Exercise
Please transcribe every entry below word for word, leaving the pictures out of your answer.

Begin Records

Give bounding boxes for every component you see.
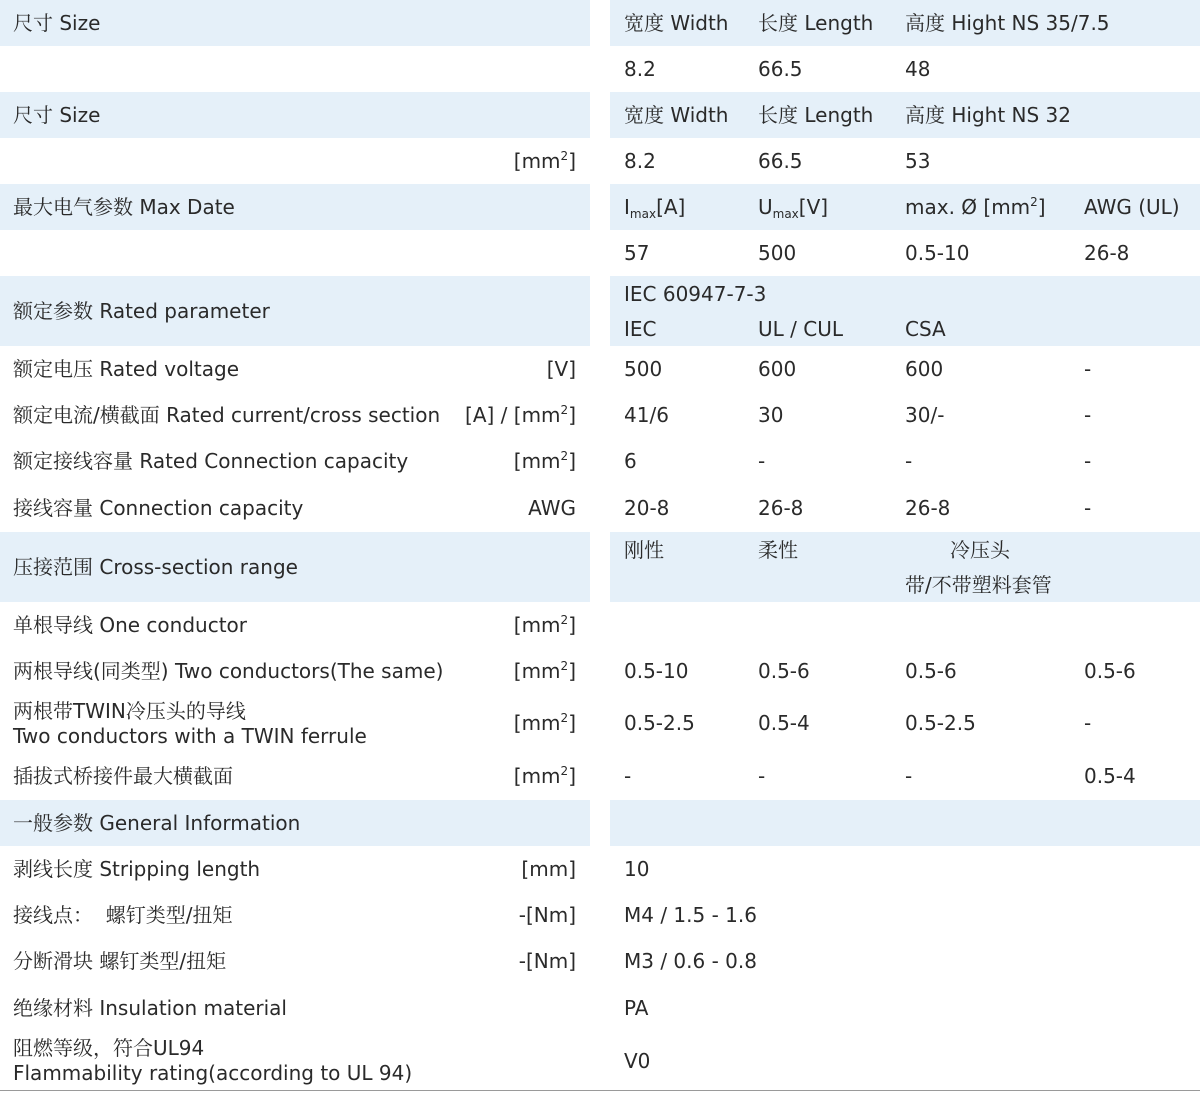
imax-value: 57 xyxy=(624,241,650,265)
ul-cul-header: UL / CUL xyxy=(758,317,843,341)
two-conductors-row xyxy=(0,648,1200,694)
size-values-row-2 xyxy=(0,138,1200,184)
disconnect-slider-value: M3 / 0.6 - 0.8 xyxy=(624,949,757,973)
width-value: 8.2 xyxy=(624,57,656,81)
unit-mm2: $[mm^2]$ xyxy=(513,659,576,683)
size-label: 尺寸 Size xyxy=(13,103,101,127)
two-conductors-label: 两根导线(同类型) Two conductors(The same) xyxy=(13,659,444,683)
ul-value: 26-8 xyxy=(758,496,804,520)
umax-value: 500 xyxy=(758,241,797,265)
rigid-value: 0.5-2.5 xyxy=(624,711,695,735)
flexible-value: 0.5-4 xyxy=(758,711,810,735)
unit-mm2: $[mm^2]$ xyxy=(513,449,576,473)
cross-section-label: 压接范围 Cross-section range xyxy=(13,555,298,579)
csa-value: 30/- xyxy=(905,403,945,427)
rigid-value: 0.5-10 xyxy=(624,659,689,683)
width-header: 宽度 Width xyxy=(624,103,729,127)
flexible-value: - xyxy=(758,764,766,788)
rigid-header: 刚性 xyxy=(624,538,664,562)
twin-ferrule-label-cn: 两根带TWIN冷压头的导线 xyxy=(13,699,246,723)
rated-connection-label: 额定接线容量 Rated Connection capacity xyxy=(13,449,409,473)
ferrule-value: 0.5-6 xyxy=(905,659,957,683)
connection-screw-value: M4 / 1.5 - 1.6 xyxy=(624,903,757,927)
height-value: 53 xyxy=(905,149,931,173)
connection-capacity-row xyxy=(0,484,1200,532)
length-header: 长度 Length xyxy=(758,11,874,35)
unit-awg: AWG xyxy=(528,496,576,520)
unit-mm2: $[mm^2]$ xyxy=(513,613,576,637)
length-header: 长度 Length xyxy=(758,103,874,127)
size-header-row xyxy=(0,0,1200,46)
unit-nm: -[Nm] xyxy=(518,903,576,927)
rated-current-label: 额定电流/横截面 Rated current/cross section xyxy=(13,403,441,427)
rated-parameter-label: 额定参数 Rated parameter xyxy=(13,299,270,323)
twin-ferrule-label-en: Two conductors with a TWIN ferrule xyxy=(13,724,367,748)
max-data-header-row xyxy=(0,184,1200,230)
iec-value: 41/6 xyxy=(624,403,669,427)
cross-section-header-row xyxy=(0,532,1200,602)
flammability-label-en: Flammability rating(according to UL 94) xyxy=(13,1061,413,1085)
bridge-label: 插拔式桥接件最大横截面 xyxy=(13,764,233,788)
flammability-value: V0 xyxy=(624,1049,651,1073)
unit-mm: [mm] xyxy=(521,857,576,881)
table-bottom-border xyxy=(0,1090,1200,1091)
iec-value: 500 xyxy=(624,357,663,381)
max-data-label: 最大电气参数 Max Date xyxy=(13,195,235,219)
disconnect-slider-row xyxy=(0,938,1200,984)
flammability-label-cn: 阻燃等级，符合UL94 xyxy=(13,1036,205,1060)
rated-voltage-label: 额定电压 Rated voltage xyxy=(13,357,239,381)
height-header: 高度 Hight NS 35/7.5 xyxy=(905,11,1110,35)
col4-value: - xyxy=(1084,403,1092,427)
ferrule-sleeve-header: 带/不带塑料套管 xyxy=(905,573,1052,597)
ul-value: - xyxy=(758,449,766,473)
width-value: 8.2 xyxy=(624,149,656,173)
rated-current-row xyxy=(0,392,1200,438)
disconnect-slider-label: 分断滑块 螺钉类型/扭矩 xyxy=(13,949,227,973)
iec-header: IEC xyxy=(624,317,657,341)
ferrule-header: 冷压头 xyxy=(950,538,1010,562)
one-conductor-row xyxy=(0,602,1200,648)
connection-capacity-label: 接线容量 Connection capacity xyxy=(13,496,304,520)
unit-mm2: $[mm^2]$ xyxy=(513,711,576,735)
csa-value: - xyxy=(905,449,913,473)
col4-value: 0.5-6 xyxy=(1084,659,1136,683)
csa-header: CSA xyxy=(905,317,946,341)
max-diameter-header: max. Ø $[mm^2]$ xyxy=(905,195,1046,219)
iec-value: 20-8 xyxy=(624,496,670,520)
ferrule-value: - xyxy=(905,764,913,788)
bridge-row xyxy=(0,754,1200,800)
umax-header: $U_{max}[V]$ xyxy=(758,195,829,221)
max-data-values-row xyxy=(0,230,1200,276)
height-value: 48 xyxy=(905,57,931,81)
iec-value: 6 xyxy=(624,449,637,473)
unit-nm: -[Nm] xyxy=(518,949,576,973)
unit-mm2: $[mm^2]$ xyxy=(513,149,576,173)
rated-connection-row xyxy=(0,438,1200,484)
imax-header: $I_{max}[A]$ xyxy=(624,195,686,221)
ul-value: 30 xyxy=(758,403,784,427)
awg-value: 26-8 xyxy=(1084,241,1130,265)
size-label: 尺寸 Size xyxy=(13,11,101,35)
rated-voltage-row xyxy=(0,346,1200,392)
general-info-header-row xyxy=(0,800,1200,846)
unit-v: [V] xyxy=(546,357,576,381)
insulation-material-value: PA xyxy=(624,996,649,1020)
size-header-row-2 xyxy=(0,92,1200,138)
col4-value: - xyxy=(1084,711,1092,735)
ferrule-value: 0.5-2.5 xyxy=(905,711,976,735)
one-conductor-label: 单根导线 One conductor xyxy=(13,613,248,637)
rated-parameter-header-row xyxy=(0,276,1200,346)
general-info-label: 一般参数 General Information xyxy=(13,811,301,835)
length-value: 66.5 xyxy=(758,57,803,81)
unit-a-mm2: $[A] / [mm^2]$ xyxy=(465,403,576,427)
awg-header: AWG (UL) xyxy=(1084,195,1180,219)
stripping-length-row xyxy=(0,846,1200,892)
col4-value: - xyxy=(1084,357,1092,381)
col4-value: - xyxy=(1084,449,1092,473)
csa-value: 600 xyxy=(905,357,944,381)
stripping-length-value: 10 xyxy=(624,857,650,881)
col4-value: - xyxy=(1084,496,1092,520)
insulation-material-row xyxy=(0,984,1200,1032)
flammability-row xyxy=(0,1032,1200,1090)
connection-screw-label: 接线点： 螺钉类型/扭矩 xyxy=(13,903,233,927)
length-value: 66.5 xyxy=(758,149,803,173)
unit-mm2: $[mm^2]$ xyxy=(513,764,576,788)
width-header: 宽度 Width xyxy=(624,11,729,35)
standard-label: IEC 60947-7-3 xyxy=(624,282,767,306)
insulation-material-label: 绝缘材料 Insulation material xyxy=(13,996,287,1020)
size-values-row xyxy=(0,46,1200,92)
stripping-length-label: 剥线长度 Stripping length xyxy=(13,857,261,881)
col4-value: 0.5-4 xyxy=(1084,764,1136,788)
rigid-value: - xyxy=(624,764,632,788)
height-header: 高度 Hight NS 32 xyxy=(905,103,1071,127)
flexible-header: 柔性 xyxy=(758,538,798,562)
max-diameter-value: 0.5-10 xyxy=(905,241,970,265)
csa-value: 26-8 xyxy=(905,496,951,520)
connection-screw-row xyxy=(0,892,1200,938)
twin-ferrule-row xyxy=(0,694,1200,754)
flexible-value: 0.5-6 xyxy=(758,659,810,683)
ul-value: 600 xyxy=(758,357,797,381)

End Records

Final answer
Give bounding boxes for every component you see.
imax-value: 57 xyxy=(624,241,650,265)
ul-cul-header: UL / CUL xyxy=(758,317,843,341)
two-conductors-row xyxy=(0,648,1200,694)
size-values-row-2 xyxy=(0,138,1200,184)
disconnect-slider-value: M3 / 0.6 - 0.8 xyxy=(624,949,757,973)
width-value: 8.2 xyxy=(624,57,656,81)
unit-mm2: $[mm^2]$ xyxy=(513,659,576,683)
size-label: 尺寸 Size xyxy=(13,103,101,127)
two-conductors-label: 两根导线(同类型) Two conductors(The same) xyxy=(13,659,444,683)
ul-value: 26-8 xyxy=(758,496,804,520)
umax-value: 500 xyxy=(758,241,797,265)
rigid-value: 0.5-2.5 xyxy=(624,711,695,735)
flexible-value: 0.5-4 xyxy=(758,711,810,735)
unit-mm2: $[mm^2]$ xyxy=(513,449,576,473)
cross-section-label: 压接范围 Cross-section range xyxy=(13,555,298,579)
csa-value: 30/- xyxy=(905,403,945,427)
rigid-value: 0.5-10 xyxy=(624,659,689,683)
width-header: 宽度 Width xyxy=(624,103,729,127)
flexible-value: - xyxy=(758,764,766,788)
rigid-header: 刚性 xyxy=(624,538,664,562)
twin-ferrule-label-cn: 两根带TWIN冷压头的导线 xyxy=(13,699,246,723)
rated-connection-label: 额定接线容量 Rated Connection capacity xyxy=(13,449,409,473)
ferrule-value: 0.5-6 xyxy=(905,659,957,683)
connection-screw-value: M4 / 1.5 - 1.6 xyxy=(624,903,757,927)
height-value: 53 xyxy=(905,149,931,173)
connection-capacity-row xyxy=(0,484,1200,532)
length-header: 长度 Length xyxy=(758,11,874,35)
unit-awg: AWG xyxy=(528,496,576,520)
unit-mm2: $[mm^2]$ xyxy=(513,613,576,637)
length-header: 长度 Length xyxy=(758,103,874,127)
size-header-row xyxy=(0,0,1200,46)
unit-nm: -[Nm] xyxy=(518,903,576,927)
rated-current-label: 额定电流/横截面 Rated current/cross section xyxy=(13,403,441,427)
rated-parameter-label: 额定参数 Rated parameter xyxy=(13,299,270,323)
twin-ferrule-label-en: Two conductors with a TWIN ferrule xyxy=(13,724,367,748)
max-data-header-row xyxy=(0,184,1200,230)
iec-value: 41/6 xyxy=(624,403,669,427)
cross-section-header-row xyxy=(0,532,1200,602)
flammability-label-en: Flammability rating(according to UL 94) xyxy=(13,1061,413,1085)
bridge-label: 插拔式桥接件最大横截面 xyxy=(13,764,233,788)
flammability-value: V0 xyxy=(624,1049,651,1073)
unit-mm: [mm] xyxy=(521,857,576,881)
table-bottom-border xyxy=(0,1090,1200,1091)
iec-value: 500 xyxy=(624,357,663,381)
max-data-label: 最大电气参数 Max Date xyxy=(13,195,235,219)
disconnect-slider-row xyxy=(0,938,1200,984)
flammability-label-cn: 阻燃等级，符合UL94 xyxy=(13,1036,205,1060)
rated-voltage-label: 额定电压 Rated voltage xyxy=(13,357,239,381)
height-header: 高度 Hight NS 35/7.5 xyxy=(905,11,1110,35)
col4-value: - xyxy=(1084,403,1092,427)
ferrule-sleeve-header: 带/不带塑料套管 xyxy=(905,573,1052,597)
ul-value: - xyxy=(758,449,766,473)
width-value: 8.2 xyxy=(624,149,656,173)
rated-current-row xyxy=(0,392,1200,438)
disconnect-slider-label: 分断滑块 螺钉类型/扭矩 xyxy=(13,949,227,973)
iec-header: IEC xyxy=(624,317,657,341)
ferrule-header: 冷压头 xyxy=(950,538,1010,562)
one-conductor-row xyxy=(0,602,1200,648)
connection-capacity-label: 接线容量 Connection capacity xyxy=(13,496,304,520)
unit-mm2: $[mm^2]$ xyxy=(513,711,576,735)
csa-value: - xyxy=(905,449,913,473)
col4-value: 0.5-6 xyxy=(1084,659,1136,683)
csa-header: CSA xyxy=(905,317,946,341)
max-diameter-header: max. Ø $[mm^2]$ xyxy=(905,195,1046,219)
iec-value: 20-8 xyxy=(624,496,670,520)
ferrule-value: - xyxy=(905,764,913,788)
bridge-row xyxy=(0,754,1200,800)
umax-header: $U_{max}[V]$ xyxy=(758,195,829,221)
max-data-values-row xyxy=(0,230,1200,276)
height-value: 48 xyxy=(905,57,931,81)
iec-value: 6 xyxy=(624,449,637,473)
unit-nm: -[Nm] xyxy=(518,949,576,973)
unit-mm2: $[mm^2]$ xyxy=(513,149,576,173)
rated-connection-row xyxy=(0,438,1200,484)
imax-header: $I_{max}[A]$ xyxy=(624,195,686,221)
ul-value: 30 xyxy=(758,403,784,427)
awg-value: 26-8 xyxy=(1084,241,1130,265)
size-label: 尺寸 Size xyxy=(13,11,101,35)
rated-voltage-row xyxy=(0,346,1200,392)
general-info-header-row xyxy=(0,800,1200,846)
unit-v: [V] xyxy=(546,357,576,381)
insulation-material-value: PA xyxy=(624,996,649,1020)
size-header-row-2 xyxy=(0,92,1200,138)
col4-value: - xyxy=(1084,711,1092,735)
ferrule-value: 0.5-2.5 xyxy=(905,711,976,735)
one-conductor-label: 单根导线 One conductor xyxy=(13,613,248,637)
rated-parameter-header-row xyxy=(0,276,1200,346)
general-info-label: 一般参数 General Information xyxy=(13,811,301,835)
length-value: 66.5 xyxy=(758,57,803,81)
unit-a-mm2: $[A] / [mm^2]$ xyxy=(465,403,576,427)
awg-header: AWG (UL) xyxy=(1084,195,1180,219)
stripping-length-row xyxy=(0,846,1200,892)
col4-value: - xyxy=(1084,357,1092,381)
col4-value: - xyxy=(1084,449,1092,473)
csa-value: 600 xyxy=(905,357,944,381)
stripping-length-value: 10 xyxy=(624,857,650,881)
col4-value: - xyxy=(1084,496,1092,520)
insulation-material-row xyxy=(0,984,1200,1032)
flammability-row xyxy=(0,1032,1200,1090)
connection-screw-label: 接线点： 螺钉类型/扭矩 xyxy=(13,903,233,927)
length-value: 66.5 xyxy=(758,149,803,173)
unit-mm2: $[mm^2]$ xyxy=(513,764,576,788)
width-header: 宽度 Width xyxy=(624,11,729,35)
standard-label: IEC 60947-7-3 xyxy=(624,282,767,306)
insulation-material-label: 绝缘材料 Insulation material xyxy=(13,996,287,1020)
size-values-row xyxy=(0,46,1200,92)
stripping-length-label: 剥线长度 Stripping length xyxy=(13,857,261,881)
col4-value: 0.5-4 xyxy=(1084,764,1136,788)
rigid-value: - xyxy=(624,764,632,788)
height-header: 高度 Hight NS 32 xyxy=(905,103,1071,127)
flexible-header: 柔性 xyxy=(758,538,798,562)
max-diameter-value: 0.5-10 xyxy=(905,241,970,265)
csa-value: 26-8 xyxy=(905,496,951,520)
connection-screw-row xyxy=(0,892,1200,938)
twin-ferrule-row xyxy=(0,694,1200,754)
flexible-value: 0.5-6 xyxy=(758,659,810,683)
ul-value: 600 xyxy=(758,357,797,381)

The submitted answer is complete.